(Stored entries)
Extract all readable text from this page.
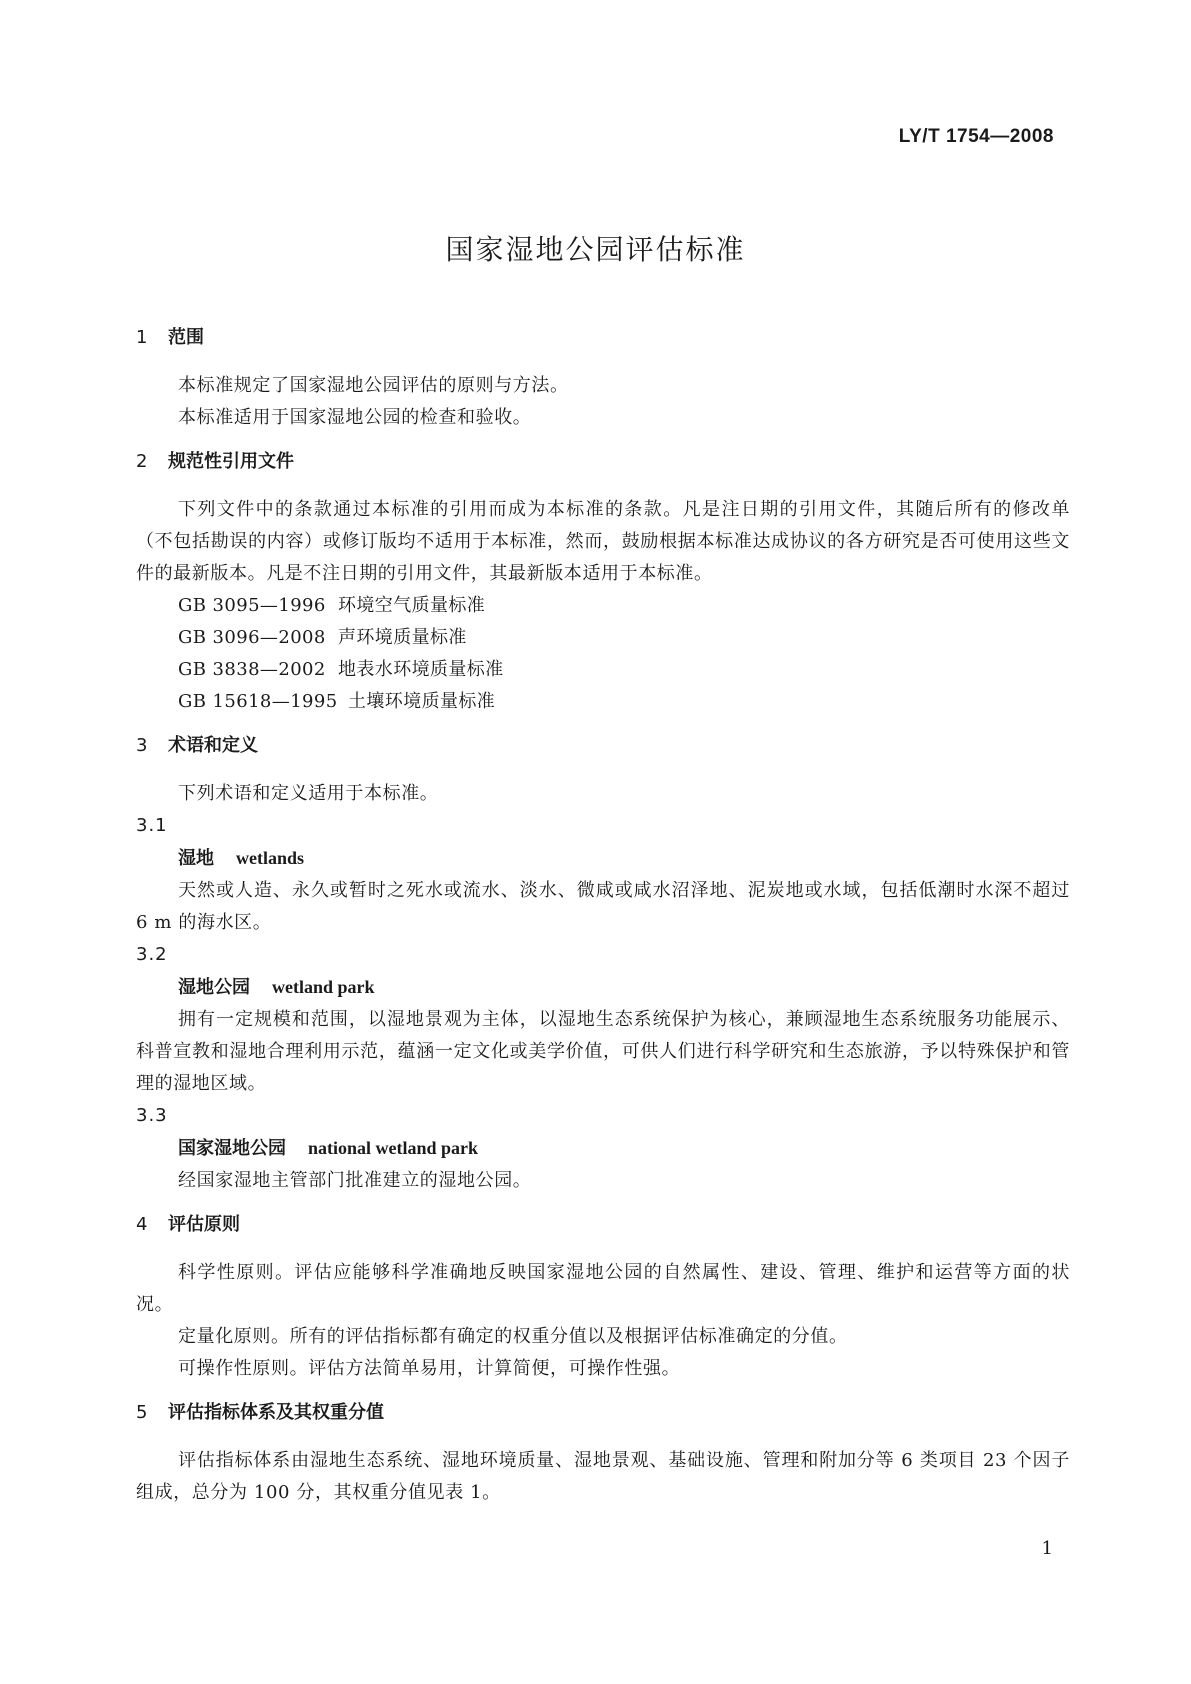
LY/T 1754—2008
国家湿地公园评估标准
1	范围

本标准规定了国家湿地公园评估的原则与方法。

本标准适用于国家湿地公园的检查和验收。

2	规范性引用文件

下列文件中的条款通过本标准的引用而成为本标准的条款。凡是注日期的引用文件，其随后所有的修改单（不包括勘误的内容）或修订版均不适用于本标准，然而，鼓励根据本标准达成协议的各方研究是否可使用这些文件的最新版本。凡是不注日期的引用文件，其最新版本适用于本标准。

GB 3095—1996 环境空气质量标准

GB 3096—2008 声环境质量标准

GB 3838—2002 地表水环境质量标准

GB 15618—1995 土壤环境质量标准

3	术语和定义

下列术语和定义适用于本标准。

3.1

湿地 wetlands

天然或人造、永久或暂时之死水或流水、淡水、微咸或咸水沼泽地、泥炭地或水域，包括低潮时水深不超过 6 m 的海水区。

3.2

湿地公园 wetland park

拥有一定规模和范围，以湿地景观为主体，以湿地生态系统保护为核心，兼顾湿地生态系统服务功能展示、科普宣教和湿地合理利用示范，蕴涵一定文化或美学价值，可供人们进行科学研究和生态旅游，予以特殊保护和管理的湿地区域。

3.3

国家湿地公园 national wetland park

经国家湿地主管部门批准建立的湿地公园。

4	评估原则

科学性原则。评估应能够科学准确地反映国家湿地公园的自然属性、建设、管理、维护和运营等方面的状况。

定量化原则。所有的评估指标都有确定的权重分值以及根据评估标准确定的分值。

可操作性原则。评估方法简单易用，计算简便，可操作性强。

5	评估指标体系及其权重分值

评估指标体系由湿地生态系统、湿地环境质量、湿地景观、基础设施、管理和附加分等 6 类项目 23 个因子组成，总分为 100 分，其权重分值见表 1。

1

Task >>
Pictures in the records above should not be copied. Repeat everything else exactly.

Exercise result >>
Extract all readable text from this page.
LY/T 1754—2008
国家湿地公园评估标准
1	范围

本标准规定了国家湿地公园评估的原则与方法。

本标准适用于国家湿地公园的检查和验收。

2	规范性引用文件

下列文件中的条款通过本标准的引用而成为本标准的条款。凡是注日期的引用文件，其随后所有的修改单（不包括勘误的内容）或修订版均不适用于本标准，然而，鼓励根据本标准达成协议的各方研究是否可使用这些文件的最新版本。凡是不注日期的引用文件，其最新版本适用于本标准。

GB 3095—1996 环境空气质量标准

GB 3096—2008 声环境质量标准

GB 3838—2002 地表水环境质量标准

GB 15618—1995 土壤环境质量标准

3	术语和定义

下列术语和定义适用于本标准。

3.1

湿地 wetlands

天然或人造、永久或暂时之死水或流水、淡水、微咸或咸水沼泽地、泥炭地或水域，包括低潮时水深不超过 6 m 的海水区。

3.2

湿地公园 wetland park

拥有一定规模和范围，以湿地景观为主体，以湿地生态系统保护为核心，兼顾湿地生态系统服务功能展示、科普宣教和湿地合理利用示范，蕴涵一定文化或美学价值，可供人们进行科学研究和生态旅游，予以特殊保护和管理的湿地区域。

3.3

国家湿地公园 national wetland park

经国家湿地主管部门批准建立的湿地公园。

4	评估原则

科学性原则。评估应能够科学准确地反映国家湿地公园的自然属性、建设、管理、维护和运营等方面的状况。

定量化原则。所有的评估指标都有确定的权重分值以及根据评估标准确定的分值。

可操作性原则。评估方法简单易用，计算简便，可操作性强。

5	评估指标体系及其权重分值

评估指标体系由湿地生态系统、湿地环境质量、湿地景观、基础设施、管理和附加分等 6 类项目 23 个因子组成，总分为 100 分，其权重分值见表 1。

1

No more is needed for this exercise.